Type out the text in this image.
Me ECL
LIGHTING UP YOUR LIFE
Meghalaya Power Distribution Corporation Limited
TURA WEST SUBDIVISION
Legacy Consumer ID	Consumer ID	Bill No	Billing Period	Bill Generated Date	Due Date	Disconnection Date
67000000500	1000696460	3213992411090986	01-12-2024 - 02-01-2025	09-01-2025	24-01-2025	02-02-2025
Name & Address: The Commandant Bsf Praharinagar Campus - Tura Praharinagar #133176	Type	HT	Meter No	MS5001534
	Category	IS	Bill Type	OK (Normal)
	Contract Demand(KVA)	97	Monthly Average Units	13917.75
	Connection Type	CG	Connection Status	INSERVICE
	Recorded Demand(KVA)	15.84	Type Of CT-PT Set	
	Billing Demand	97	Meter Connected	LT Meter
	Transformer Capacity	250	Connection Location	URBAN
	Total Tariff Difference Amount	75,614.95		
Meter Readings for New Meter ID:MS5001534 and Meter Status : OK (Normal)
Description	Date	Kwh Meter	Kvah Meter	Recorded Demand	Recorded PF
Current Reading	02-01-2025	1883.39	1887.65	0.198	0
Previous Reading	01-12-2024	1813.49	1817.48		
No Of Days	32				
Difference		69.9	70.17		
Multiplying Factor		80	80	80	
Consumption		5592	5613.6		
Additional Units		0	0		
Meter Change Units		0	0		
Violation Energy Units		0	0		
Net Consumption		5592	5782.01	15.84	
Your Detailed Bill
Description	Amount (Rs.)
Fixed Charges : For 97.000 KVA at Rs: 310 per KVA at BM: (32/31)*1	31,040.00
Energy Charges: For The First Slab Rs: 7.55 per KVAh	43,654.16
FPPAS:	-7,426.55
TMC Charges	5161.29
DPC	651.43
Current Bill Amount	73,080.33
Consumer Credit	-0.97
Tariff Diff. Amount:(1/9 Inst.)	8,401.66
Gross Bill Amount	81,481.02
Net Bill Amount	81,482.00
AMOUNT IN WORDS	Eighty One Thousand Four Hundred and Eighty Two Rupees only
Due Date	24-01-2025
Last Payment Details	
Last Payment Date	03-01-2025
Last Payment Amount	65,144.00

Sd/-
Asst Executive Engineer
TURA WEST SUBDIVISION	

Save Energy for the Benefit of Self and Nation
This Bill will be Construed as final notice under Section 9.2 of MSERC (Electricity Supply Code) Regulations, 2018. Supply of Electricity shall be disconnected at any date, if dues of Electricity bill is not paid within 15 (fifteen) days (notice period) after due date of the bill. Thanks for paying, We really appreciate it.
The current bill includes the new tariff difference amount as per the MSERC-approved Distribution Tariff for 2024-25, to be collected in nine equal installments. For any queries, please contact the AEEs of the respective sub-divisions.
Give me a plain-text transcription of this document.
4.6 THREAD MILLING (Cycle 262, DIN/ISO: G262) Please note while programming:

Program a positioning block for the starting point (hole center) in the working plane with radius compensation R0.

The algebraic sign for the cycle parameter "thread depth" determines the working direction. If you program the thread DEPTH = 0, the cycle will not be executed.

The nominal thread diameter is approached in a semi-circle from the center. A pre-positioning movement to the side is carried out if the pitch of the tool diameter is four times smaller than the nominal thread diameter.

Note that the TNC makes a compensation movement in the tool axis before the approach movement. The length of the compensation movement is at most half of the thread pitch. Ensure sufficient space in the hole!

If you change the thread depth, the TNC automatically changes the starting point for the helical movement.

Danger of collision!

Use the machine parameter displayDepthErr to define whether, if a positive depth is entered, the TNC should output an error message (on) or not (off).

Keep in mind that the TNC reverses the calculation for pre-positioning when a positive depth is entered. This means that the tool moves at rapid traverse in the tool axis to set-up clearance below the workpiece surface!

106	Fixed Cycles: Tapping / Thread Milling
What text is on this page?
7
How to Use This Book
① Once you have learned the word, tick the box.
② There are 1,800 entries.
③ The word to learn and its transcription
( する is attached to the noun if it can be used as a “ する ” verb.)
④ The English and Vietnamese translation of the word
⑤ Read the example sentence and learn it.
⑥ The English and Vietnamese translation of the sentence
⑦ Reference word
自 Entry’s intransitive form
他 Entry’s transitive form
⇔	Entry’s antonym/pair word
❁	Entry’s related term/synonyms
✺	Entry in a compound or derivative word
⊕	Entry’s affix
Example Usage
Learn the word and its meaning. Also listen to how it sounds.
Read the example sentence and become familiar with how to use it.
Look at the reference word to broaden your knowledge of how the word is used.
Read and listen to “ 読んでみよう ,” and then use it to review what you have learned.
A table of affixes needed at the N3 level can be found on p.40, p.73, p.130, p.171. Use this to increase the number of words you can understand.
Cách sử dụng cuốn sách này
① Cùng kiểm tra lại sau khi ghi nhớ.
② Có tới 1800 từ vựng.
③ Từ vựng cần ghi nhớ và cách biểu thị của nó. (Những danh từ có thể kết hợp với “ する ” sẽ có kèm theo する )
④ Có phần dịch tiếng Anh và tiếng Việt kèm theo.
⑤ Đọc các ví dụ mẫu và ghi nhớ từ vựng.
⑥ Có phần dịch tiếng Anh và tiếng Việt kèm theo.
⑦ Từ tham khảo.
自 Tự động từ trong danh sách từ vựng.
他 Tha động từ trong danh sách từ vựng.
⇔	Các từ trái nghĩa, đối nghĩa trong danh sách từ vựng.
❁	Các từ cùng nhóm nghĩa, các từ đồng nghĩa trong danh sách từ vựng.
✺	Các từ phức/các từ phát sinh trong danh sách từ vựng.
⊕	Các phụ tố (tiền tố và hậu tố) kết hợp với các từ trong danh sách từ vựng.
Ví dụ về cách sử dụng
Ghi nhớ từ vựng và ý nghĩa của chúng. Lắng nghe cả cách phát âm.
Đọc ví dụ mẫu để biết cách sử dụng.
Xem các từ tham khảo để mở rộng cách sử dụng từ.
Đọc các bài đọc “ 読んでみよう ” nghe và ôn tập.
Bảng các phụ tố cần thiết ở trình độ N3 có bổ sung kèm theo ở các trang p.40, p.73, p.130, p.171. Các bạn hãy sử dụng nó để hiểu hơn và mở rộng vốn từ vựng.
++++++++++++++++++++
From the entries above, copy out every line where the string "WEST" appears.

◆ **ANSWER**
TURA WEST SUBDIVISION
TURA WEST SUBDIVISION	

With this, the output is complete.